-- BEGIN RECORDED INFORMATION --

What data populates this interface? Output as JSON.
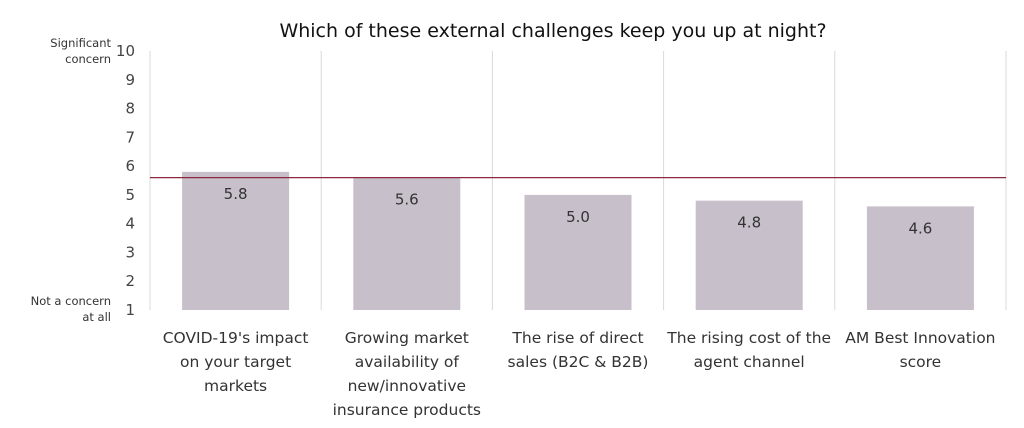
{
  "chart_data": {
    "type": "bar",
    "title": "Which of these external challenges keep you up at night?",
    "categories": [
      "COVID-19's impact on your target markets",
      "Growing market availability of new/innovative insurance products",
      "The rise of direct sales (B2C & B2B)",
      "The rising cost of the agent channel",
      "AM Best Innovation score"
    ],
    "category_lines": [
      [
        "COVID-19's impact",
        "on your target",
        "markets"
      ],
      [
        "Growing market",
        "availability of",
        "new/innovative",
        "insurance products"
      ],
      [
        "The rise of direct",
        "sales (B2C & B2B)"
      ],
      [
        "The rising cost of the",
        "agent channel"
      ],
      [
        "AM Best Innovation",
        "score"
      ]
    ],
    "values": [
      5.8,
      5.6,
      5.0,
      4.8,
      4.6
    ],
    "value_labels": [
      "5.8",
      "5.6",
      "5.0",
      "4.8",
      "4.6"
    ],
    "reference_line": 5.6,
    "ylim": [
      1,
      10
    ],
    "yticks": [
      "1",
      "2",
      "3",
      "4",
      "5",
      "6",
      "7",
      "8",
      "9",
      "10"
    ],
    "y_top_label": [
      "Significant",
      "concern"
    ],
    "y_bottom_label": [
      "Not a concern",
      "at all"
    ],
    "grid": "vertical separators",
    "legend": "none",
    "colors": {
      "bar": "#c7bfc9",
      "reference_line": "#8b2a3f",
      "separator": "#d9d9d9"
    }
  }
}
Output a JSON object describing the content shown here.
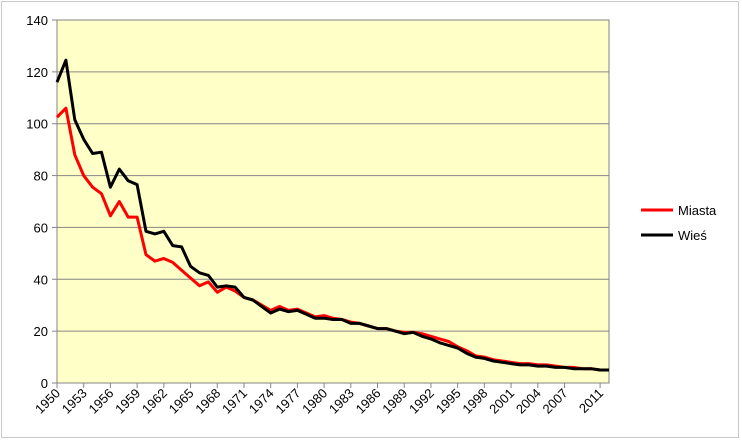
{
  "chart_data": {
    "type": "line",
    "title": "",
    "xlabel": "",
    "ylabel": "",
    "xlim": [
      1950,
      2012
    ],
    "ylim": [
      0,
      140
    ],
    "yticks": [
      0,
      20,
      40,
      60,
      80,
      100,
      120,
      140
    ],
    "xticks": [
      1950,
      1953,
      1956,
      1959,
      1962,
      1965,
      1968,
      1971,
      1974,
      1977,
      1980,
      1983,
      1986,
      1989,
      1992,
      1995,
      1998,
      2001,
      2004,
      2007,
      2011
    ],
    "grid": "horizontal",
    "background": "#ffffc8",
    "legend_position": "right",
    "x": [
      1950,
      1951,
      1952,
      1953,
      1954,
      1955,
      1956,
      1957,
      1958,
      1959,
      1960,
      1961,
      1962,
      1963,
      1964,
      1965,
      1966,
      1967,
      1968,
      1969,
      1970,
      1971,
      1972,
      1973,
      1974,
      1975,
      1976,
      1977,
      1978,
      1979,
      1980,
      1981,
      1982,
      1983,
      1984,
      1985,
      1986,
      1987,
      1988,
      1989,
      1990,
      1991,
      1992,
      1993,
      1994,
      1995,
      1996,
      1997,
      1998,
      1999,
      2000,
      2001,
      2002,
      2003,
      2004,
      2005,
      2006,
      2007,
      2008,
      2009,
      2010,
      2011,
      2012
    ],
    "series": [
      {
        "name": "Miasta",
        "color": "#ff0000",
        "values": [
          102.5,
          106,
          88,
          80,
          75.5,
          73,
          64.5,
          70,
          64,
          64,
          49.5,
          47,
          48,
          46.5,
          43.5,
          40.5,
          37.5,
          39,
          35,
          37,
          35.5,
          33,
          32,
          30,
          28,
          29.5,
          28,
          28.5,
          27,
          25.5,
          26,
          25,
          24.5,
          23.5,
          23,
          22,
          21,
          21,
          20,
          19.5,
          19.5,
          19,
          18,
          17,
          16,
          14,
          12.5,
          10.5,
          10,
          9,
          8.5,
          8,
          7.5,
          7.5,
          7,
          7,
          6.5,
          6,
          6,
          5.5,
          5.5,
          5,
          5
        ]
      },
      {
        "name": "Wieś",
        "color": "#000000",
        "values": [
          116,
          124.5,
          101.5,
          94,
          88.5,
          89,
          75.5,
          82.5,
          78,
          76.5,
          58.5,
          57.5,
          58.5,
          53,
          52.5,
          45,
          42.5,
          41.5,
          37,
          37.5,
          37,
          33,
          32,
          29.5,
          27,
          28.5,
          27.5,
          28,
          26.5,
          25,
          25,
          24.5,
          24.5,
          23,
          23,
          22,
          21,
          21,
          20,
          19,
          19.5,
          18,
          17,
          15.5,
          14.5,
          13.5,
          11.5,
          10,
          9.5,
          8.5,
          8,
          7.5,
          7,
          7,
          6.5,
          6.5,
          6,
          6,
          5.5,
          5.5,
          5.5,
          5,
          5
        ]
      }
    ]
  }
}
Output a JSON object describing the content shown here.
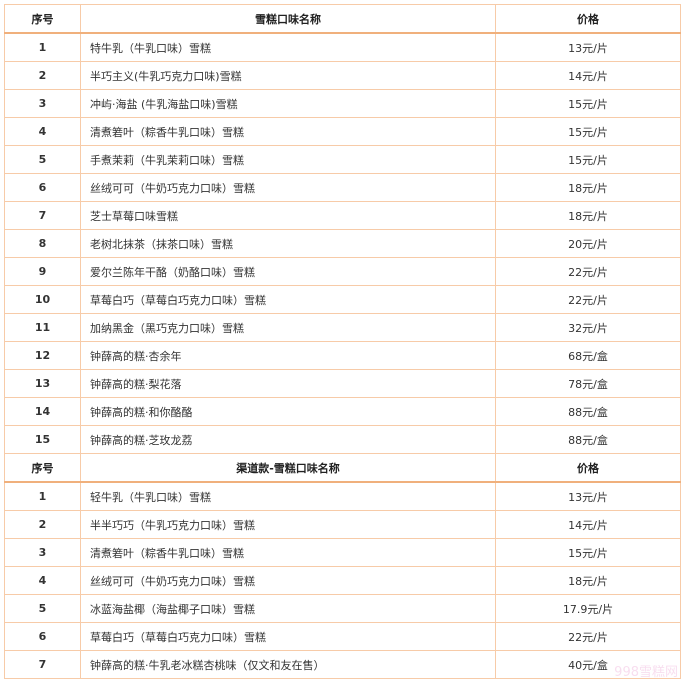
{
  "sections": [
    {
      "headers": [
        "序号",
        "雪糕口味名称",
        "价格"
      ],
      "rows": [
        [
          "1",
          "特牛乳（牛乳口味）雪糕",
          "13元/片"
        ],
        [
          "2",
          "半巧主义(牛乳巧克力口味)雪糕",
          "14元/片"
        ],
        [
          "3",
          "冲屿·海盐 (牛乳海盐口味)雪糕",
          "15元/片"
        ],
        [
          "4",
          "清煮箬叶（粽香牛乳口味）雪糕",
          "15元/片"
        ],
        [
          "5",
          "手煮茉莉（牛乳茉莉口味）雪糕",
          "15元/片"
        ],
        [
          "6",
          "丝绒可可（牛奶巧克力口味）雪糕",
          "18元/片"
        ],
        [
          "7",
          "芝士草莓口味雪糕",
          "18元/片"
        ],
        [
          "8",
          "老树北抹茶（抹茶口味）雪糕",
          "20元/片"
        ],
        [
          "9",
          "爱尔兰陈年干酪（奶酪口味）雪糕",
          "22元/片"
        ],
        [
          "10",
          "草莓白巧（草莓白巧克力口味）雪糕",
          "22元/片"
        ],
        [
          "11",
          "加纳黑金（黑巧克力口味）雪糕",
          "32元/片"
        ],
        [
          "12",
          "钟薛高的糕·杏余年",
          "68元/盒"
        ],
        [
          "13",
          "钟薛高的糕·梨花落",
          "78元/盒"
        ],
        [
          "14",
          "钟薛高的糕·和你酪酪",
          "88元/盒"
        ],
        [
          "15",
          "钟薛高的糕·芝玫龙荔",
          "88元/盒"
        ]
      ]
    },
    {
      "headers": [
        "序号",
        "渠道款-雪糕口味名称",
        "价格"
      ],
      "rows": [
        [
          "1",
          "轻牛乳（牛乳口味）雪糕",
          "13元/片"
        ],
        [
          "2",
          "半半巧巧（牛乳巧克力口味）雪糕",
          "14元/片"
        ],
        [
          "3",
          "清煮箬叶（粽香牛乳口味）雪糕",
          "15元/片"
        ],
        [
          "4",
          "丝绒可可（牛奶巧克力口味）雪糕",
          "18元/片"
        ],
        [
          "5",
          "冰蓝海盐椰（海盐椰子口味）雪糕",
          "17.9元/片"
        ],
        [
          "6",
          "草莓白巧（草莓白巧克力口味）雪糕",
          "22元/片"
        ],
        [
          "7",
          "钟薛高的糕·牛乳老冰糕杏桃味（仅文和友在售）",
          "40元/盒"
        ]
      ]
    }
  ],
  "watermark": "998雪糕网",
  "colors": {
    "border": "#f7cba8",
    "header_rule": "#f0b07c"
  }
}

-- END RECORDED INFORMATION --

**INSTRUCTIONS TO FOLLOW**:
Identify the lines in the entries that hold "availability" and return each one.

**OUTPUT OF THE TASK**:
      "Growing market availability of new/innovative insurance products",
        "availability of",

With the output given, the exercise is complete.